Problem statement
Pick out each line of the records in which the word "λίμνην" appears.

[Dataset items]
▽
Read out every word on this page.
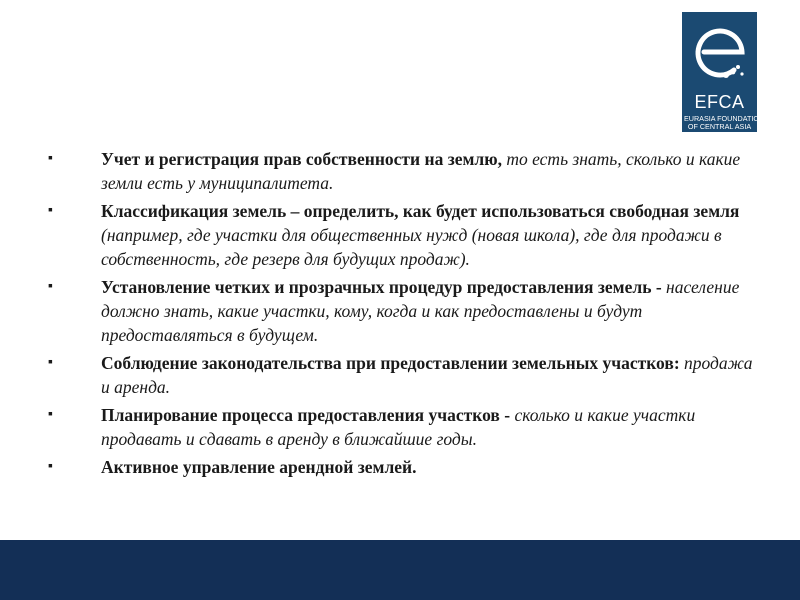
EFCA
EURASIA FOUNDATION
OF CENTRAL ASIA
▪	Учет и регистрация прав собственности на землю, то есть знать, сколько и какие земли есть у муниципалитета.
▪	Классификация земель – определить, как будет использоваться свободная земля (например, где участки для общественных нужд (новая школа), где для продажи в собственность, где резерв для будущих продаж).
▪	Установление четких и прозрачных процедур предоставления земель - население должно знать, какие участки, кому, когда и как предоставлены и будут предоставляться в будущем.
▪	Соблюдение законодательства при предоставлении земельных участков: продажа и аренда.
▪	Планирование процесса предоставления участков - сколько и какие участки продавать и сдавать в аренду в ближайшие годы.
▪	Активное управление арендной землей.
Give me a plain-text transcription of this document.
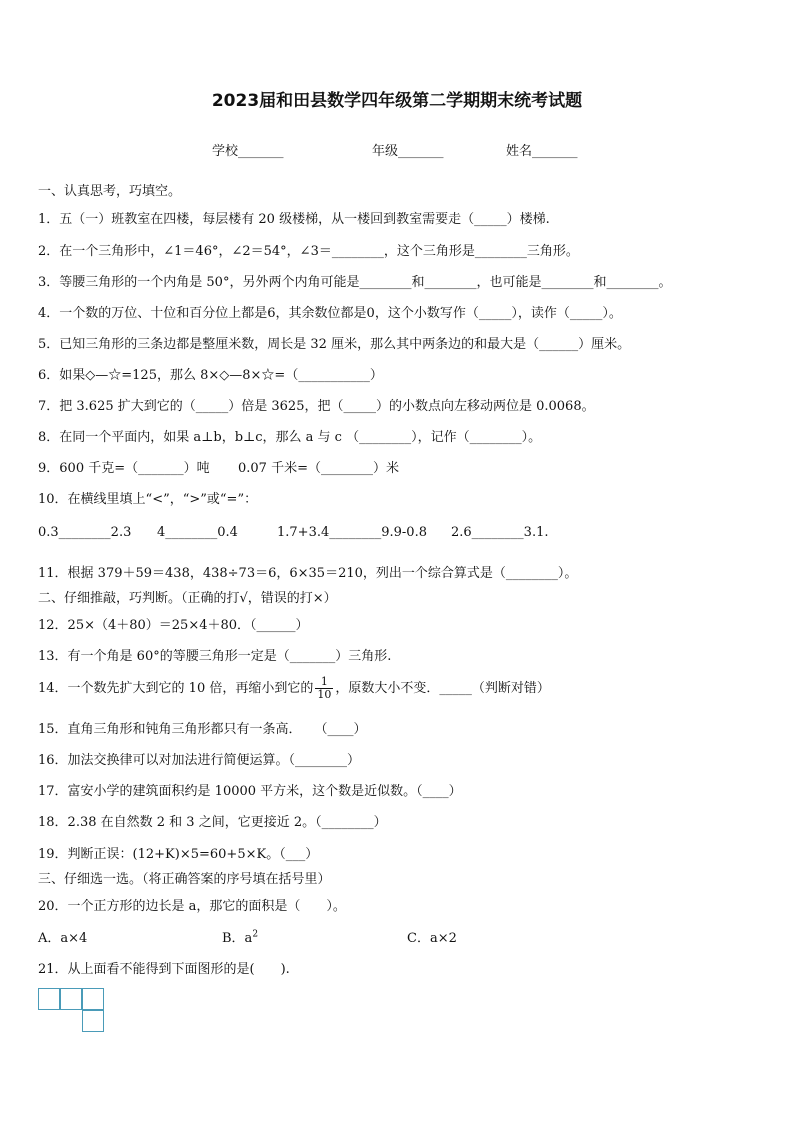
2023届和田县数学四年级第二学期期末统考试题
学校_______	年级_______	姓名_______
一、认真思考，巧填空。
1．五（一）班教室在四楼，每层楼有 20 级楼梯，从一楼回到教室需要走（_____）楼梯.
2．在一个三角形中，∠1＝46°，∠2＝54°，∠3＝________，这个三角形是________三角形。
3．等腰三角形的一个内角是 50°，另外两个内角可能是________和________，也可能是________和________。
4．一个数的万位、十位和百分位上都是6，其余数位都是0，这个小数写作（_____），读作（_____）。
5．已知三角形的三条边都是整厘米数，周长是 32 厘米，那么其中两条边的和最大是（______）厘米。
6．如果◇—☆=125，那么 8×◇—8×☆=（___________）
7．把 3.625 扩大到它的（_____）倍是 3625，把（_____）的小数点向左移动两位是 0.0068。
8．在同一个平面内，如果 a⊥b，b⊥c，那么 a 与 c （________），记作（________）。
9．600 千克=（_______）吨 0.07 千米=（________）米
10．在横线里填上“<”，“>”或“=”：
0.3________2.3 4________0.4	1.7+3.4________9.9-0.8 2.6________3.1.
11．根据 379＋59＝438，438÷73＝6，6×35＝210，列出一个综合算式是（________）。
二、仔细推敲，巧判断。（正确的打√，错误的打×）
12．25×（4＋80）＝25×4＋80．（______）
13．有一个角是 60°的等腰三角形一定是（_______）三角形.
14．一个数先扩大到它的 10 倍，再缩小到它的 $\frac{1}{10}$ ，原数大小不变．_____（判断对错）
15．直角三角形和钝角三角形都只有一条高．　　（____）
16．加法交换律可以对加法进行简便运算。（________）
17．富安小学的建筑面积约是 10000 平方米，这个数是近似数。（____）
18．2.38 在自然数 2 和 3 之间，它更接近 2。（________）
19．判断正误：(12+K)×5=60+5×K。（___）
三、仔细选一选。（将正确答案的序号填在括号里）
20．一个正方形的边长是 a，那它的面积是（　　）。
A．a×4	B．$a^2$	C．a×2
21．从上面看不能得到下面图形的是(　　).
△
▽
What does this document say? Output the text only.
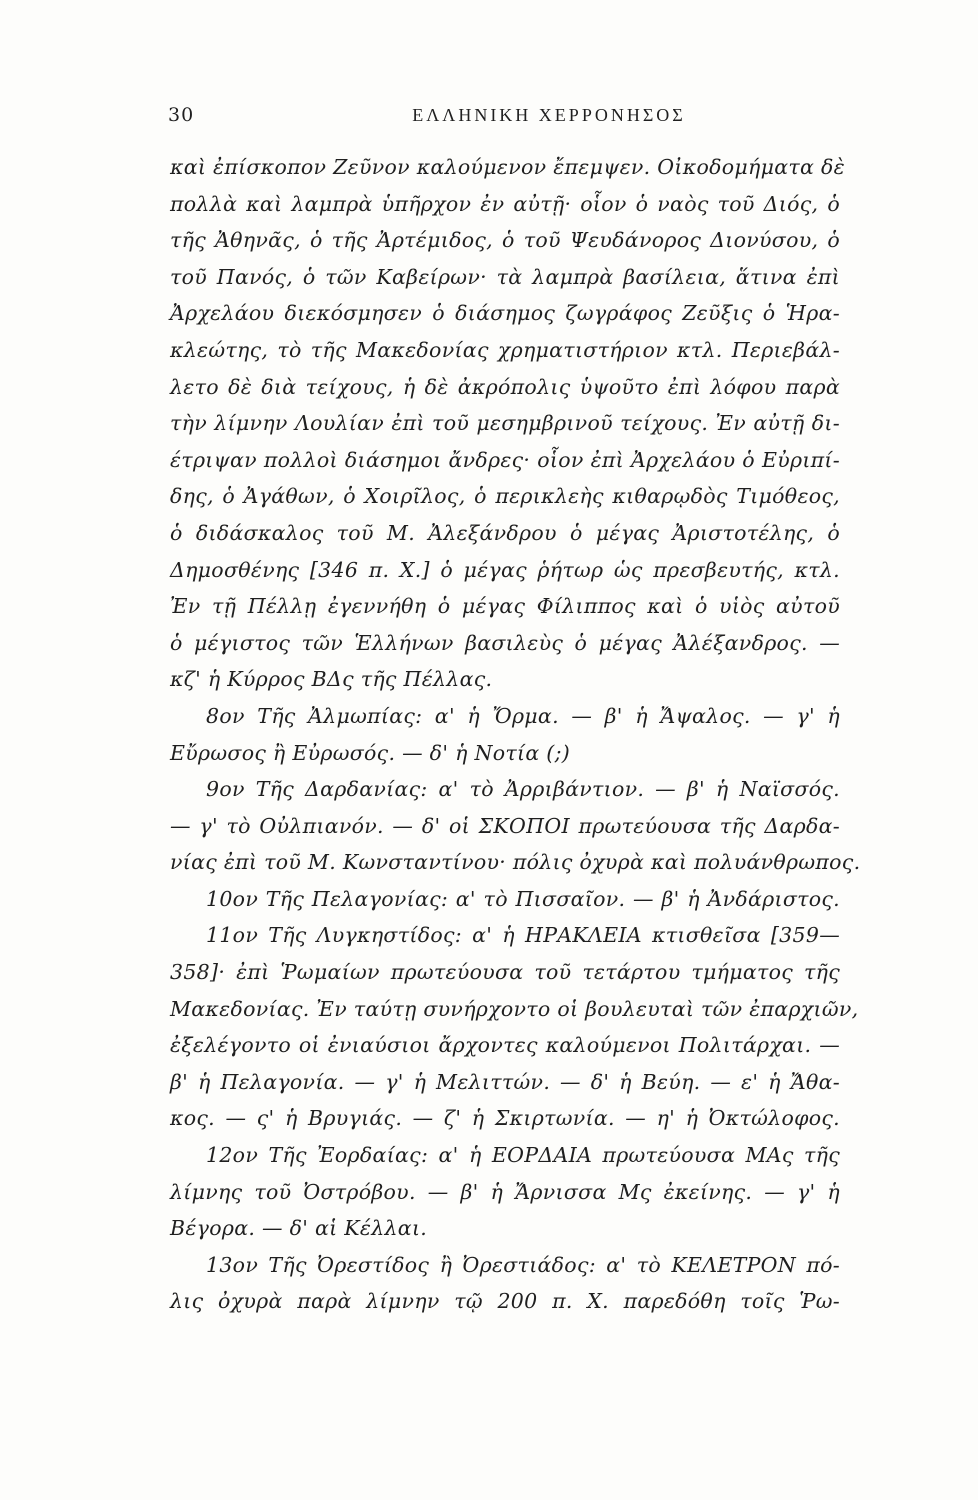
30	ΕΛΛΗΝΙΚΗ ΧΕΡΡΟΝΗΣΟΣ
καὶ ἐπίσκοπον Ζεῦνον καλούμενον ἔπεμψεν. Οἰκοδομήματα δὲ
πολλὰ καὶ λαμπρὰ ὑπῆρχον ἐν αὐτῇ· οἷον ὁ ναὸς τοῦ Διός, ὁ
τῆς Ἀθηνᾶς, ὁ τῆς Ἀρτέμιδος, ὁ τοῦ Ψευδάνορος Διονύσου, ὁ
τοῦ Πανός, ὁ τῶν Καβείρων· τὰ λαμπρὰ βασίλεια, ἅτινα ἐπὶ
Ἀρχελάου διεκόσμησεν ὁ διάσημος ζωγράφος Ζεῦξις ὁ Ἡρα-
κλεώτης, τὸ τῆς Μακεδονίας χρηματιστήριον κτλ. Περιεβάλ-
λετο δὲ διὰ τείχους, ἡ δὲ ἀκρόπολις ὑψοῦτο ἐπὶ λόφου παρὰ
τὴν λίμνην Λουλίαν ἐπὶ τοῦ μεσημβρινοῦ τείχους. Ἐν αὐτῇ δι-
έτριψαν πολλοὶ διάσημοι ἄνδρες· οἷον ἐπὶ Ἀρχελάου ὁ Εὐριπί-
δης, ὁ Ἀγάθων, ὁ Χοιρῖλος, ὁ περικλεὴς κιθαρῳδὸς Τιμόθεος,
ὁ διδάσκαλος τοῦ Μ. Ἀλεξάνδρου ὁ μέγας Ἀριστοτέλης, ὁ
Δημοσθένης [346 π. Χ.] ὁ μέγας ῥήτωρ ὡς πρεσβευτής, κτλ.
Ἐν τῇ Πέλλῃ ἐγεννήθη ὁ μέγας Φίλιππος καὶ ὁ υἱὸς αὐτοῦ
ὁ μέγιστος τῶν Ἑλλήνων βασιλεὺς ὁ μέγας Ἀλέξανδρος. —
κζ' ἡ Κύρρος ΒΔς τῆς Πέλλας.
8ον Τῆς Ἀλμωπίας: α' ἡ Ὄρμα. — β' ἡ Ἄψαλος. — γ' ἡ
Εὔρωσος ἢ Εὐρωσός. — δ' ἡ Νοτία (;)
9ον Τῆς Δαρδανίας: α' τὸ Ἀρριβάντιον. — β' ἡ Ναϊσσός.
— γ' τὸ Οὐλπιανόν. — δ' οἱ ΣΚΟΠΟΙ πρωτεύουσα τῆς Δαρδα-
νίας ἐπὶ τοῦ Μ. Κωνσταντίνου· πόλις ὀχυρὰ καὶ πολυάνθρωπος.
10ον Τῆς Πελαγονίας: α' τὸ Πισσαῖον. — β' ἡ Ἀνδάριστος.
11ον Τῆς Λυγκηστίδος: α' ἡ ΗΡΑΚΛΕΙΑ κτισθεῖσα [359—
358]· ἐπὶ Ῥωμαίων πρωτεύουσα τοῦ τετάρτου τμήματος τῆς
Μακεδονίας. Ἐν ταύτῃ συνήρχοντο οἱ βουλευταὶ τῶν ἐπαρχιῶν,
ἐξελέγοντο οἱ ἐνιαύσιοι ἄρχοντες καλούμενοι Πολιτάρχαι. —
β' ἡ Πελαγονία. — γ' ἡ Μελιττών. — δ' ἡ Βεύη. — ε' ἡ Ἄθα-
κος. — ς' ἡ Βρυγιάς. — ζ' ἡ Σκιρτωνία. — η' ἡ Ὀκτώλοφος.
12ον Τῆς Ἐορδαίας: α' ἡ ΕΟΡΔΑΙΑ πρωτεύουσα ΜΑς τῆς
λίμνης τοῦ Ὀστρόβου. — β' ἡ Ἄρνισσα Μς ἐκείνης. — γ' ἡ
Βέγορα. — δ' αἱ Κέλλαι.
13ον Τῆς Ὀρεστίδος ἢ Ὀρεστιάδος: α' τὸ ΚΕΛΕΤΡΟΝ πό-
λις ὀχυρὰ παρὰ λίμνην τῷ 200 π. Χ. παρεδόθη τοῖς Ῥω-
△
Task result
τὴν λίμνην Λουλίαν ἐπὶ τοῦ μεσημβρινοῦ τείχους. Ἐν αὐτῇ δι-
λις ὀχυρὰ παρὰ λίμνην τῷ 200 π. Χ. παρεδόθη τοῖς Ῥω-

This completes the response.